Task instructions> All entries are to be given again verbatim.

Collected data:
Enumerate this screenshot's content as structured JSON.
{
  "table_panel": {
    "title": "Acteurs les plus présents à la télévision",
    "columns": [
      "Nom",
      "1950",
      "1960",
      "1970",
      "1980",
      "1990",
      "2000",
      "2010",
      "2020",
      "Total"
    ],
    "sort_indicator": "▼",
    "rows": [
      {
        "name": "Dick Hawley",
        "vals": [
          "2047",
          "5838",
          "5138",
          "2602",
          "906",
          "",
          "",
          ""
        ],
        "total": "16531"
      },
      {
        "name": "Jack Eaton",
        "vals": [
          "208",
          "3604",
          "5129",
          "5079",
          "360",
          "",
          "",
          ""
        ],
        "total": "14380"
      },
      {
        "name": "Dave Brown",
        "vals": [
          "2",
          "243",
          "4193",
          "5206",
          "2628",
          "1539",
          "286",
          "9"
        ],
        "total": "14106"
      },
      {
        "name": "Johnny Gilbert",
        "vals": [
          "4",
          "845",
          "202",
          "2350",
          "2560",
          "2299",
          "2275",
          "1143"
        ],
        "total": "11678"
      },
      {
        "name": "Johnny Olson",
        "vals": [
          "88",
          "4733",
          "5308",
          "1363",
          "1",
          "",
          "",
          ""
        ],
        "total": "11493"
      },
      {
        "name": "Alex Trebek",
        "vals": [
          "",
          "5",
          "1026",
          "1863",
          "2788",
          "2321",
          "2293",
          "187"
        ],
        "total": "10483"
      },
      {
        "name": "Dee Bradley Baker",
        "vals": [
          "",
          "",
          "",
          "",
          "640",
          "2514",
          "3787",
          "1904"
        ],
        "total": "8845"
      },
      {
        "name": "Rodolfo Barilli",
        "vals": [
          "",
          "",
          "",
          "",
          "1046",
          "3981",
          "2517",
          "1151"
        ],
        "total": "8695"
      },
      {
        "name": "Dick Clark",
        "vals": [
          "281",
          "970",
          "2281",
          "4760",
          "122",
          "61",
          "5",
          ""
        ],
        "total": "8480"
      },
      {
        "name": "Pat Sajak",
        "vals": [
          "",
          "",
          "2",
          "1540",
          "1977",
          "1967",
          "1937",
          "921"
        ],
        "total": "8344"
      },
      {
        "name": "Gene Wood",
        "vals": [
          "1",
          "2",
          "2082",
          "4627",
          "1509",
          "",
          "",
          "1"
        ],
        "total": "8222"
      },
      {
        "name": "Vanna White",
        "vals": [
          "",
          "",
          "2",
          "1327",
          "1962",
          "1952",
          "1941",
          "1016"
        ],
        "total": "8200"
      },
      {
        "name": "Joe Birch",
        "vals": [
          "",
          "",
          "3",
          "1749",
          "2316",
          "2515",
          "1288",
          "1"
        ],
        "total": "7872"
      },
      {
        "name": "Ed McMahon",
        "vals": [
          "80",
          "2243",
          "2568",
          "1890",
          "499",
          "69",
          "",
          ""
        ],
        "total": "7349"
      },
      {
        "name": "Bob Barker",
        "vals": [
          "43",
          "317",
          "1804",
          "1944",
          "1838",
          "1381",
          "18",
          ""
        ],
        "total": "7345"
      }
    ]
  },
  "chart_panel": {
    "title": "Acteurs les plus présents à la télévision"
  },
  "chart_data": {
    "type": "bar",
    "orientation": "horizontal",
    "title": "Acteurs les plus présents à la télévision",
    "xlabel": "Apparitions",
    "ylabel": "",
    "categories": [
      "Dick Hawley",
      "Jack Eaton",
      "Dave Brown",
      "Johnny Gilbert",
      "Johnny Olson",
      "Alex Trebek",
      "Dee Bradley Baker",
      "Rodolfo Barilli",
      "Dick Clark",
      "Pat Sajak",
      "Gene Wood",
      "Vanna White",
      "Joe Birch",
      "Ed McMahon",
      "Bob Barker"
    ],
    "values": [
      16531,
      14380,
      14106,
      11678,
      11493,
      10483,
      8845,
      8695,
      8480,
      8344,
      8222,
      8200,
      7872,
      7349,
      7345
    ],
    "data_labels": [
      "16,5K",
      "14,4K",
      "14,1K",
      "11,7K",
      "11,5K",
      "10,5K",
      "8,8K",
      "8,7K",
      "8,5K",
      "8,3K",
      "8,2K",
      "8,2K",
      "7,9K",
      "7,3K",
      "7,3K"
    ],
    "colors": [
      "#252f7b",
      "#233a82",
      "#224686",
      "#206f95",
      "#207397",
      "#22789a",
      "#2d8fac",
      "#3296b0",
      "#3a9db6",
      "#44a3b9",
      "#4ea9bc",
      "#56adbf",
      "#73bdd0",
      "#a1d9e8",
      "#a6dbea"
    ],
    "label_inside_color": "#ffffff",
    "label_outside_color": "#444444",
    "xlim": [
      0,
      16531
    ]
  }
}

Task result>
Enumerate this screenshot's content as structured JSON.
{
  "table_panel": {
    "title": "Acteurs les plus présents à la télévision",
    "columns": [
      "Nom",
      "1950",
      "1960",
      "1970",
      "1980",
      "1990",
      "2000",
      "2010",
      "2020",
      "Total"
    ],
    "sort_indicator": "▼",
    "rows": [
      {
        "name": "Dick Hawley",
        "vals": [
          "2047",
          "5838",
          "5138",
          "2602",
          "906",
          "",
          "",
          ""
        ],
        "total": "16531"
      },
      {
        "name": "Jack Eaton",
        "vals": [
          "208",
          "3604",
          "5129",
          "5079",
          "360",
          "",
          "",
          ""
        ],
        "total": "14380"
      },
      {
        "name": "Dave Brown",
        "vals": [
          "2",
          "243",
          "4193",
          "5206",
          "2628",
          "1539",
          "286",
          "9"
        ],
        "total": "14106"
      },
      {
        "name": "Johnny Gilbert",
        "vals": [
          "4",
          "845",
          "202",
          "2350",
          "2560",
          "2299",
          "2275",
          "1143"
        ],
        "total": "11678"
      },
      {
        "name": "Johnny Olson",
        "vals": [
          "88",
          "4733",
          "5308",
          "1363",
          "1",
          "",
          "",
          ""
        ],
        "total": "11493"
      },
      {
        "name": "Alex Trebek",
        "vals": [
          "",
          "5",
          "1026",
          "1863",
          "2788",
          "2321",
          "2293",
          "187"
        ],
        "total": "10483"
      },
      {
        "name": "Dee Bradley Baker",
        "vals": [
          "",
          "",
          "",
          "",
          "640",
          "2514",
          "3787",
          "1904"
        ],
        "total": "8845"
      },
      {
        "name": "Rodolfo Barilli",
        "vals": [
          "",
          "",
          "",
          "",
          "1046",
          "3981",
          "2517",
          "1151"
        ],
        "total": "8695"
      },
      {
        "name": "Dick Clark",
        "vals": [
          "281",
          "970",
          "2281",
          "4760",
          "122",
          "61",
          "5",
          ""
        ],
        "total": "8480"
      },
      {
        "name": "Pat Sajak",
        "vals": [
          "",
          "",
          "2",
          "1540",
          "1977",
          "1967",
          "1937",
          "921"
        ],
        "total": "8344"
      },
      {
        "name": "Gene Wood",
        "vals": [
          "1",
          "2",
          "2082",
          "4627",
          "1509",
          "",
          "",
          "1"
        ],
        "total": "8222"
      },
      {
        "name": "Vanna White",
        "vals": [
          "",
          "",
          "2",
          "1327",
          "1962",
          "1952",
          "1941",
          "1016"
        ],
        "total": "8200"
      },
      {
        "name": "Joe Birch",
        "vals": [
          "",
          "",
          "3",
          "1749",
          "2316",
          "2515",
          "1288",
          "1"
        ],
        "total": "7872"
      },
      {
        "name": "Ed McMahon",
        "vals": [
          "80",
          "2243",
          "2568",
          "1890",
          "499",
          "69",
          "",
          ""
        ],
        "total": "7349"
      },
      {
        "name": "Bob Barker",
        "vals": [
          "43",
          "317",
          "1804",
          "1944",
          "1838",
          "1381",
          "18",
          ""
        ],
        "total": "7345"
      }
    ]
  },
  "chart_panel": {
    "title": "Acteurs les plus présents à la télévision"
  },
  "chart_data": {
    "type": "bar",
    "orientation": "horizontal",
    "title": "Acteurs les plus présents à la télévision",
    "xlabel": "Apparitions",
    "ylabel": "",
    "categories": [
      "Dick Hawley",
      "Jack Eaton",
      "Dave Brown",
      "Johnny Gilbert",
      "Johnny Olson",
      "Alex Trebek",
      "Dee Bradley Baker",
      "Rodolfo Barilli",
      "Dick Clark",
      "Pat Sajak",
      "Gene Wood",
      "Vanna White",
      "Joe Birch",
      "Ed McMahon",
      "Bob Barker"
    ],
    "values": [
      16531,
      14380,
      14106,
      11678,
      11493,
      10483,
      8845,
      8695,
      8480,
      8344,
      8222,
      8200,
      7872,
      7349,
      7345
    ],
    "data_labels": [
      "16,5K",
      "14,4K",
      "14,1K",
      "11,7K",
      "11,5K",
      "10,5K",
      "8,8K",
      "8,7K",
      "8,5K",
      "8,3K",
      "8,2K",
      "8,2K",
      "7,9K",
      "7,3K",
      "7,3K"
    ],
    "colors": [
      "#252f7b",
      "#233a82",
      "#224686",
      "#206f95",
      "#207397",
      "#22789a",
      "#2d8fac",
      "#3296b0",
      "#3a9db6",
      "#44a3b9",
      "#4ea9bc",
      "#56adbf",
      "#73bdd0",
      "#a1d9e8",
      "#a6dbea"
    ],
    "label_inside_color": "#ffffff",
    "label_outside_color": "#444444",
    "xlim": [
      0,
      16531
    ]
  }
}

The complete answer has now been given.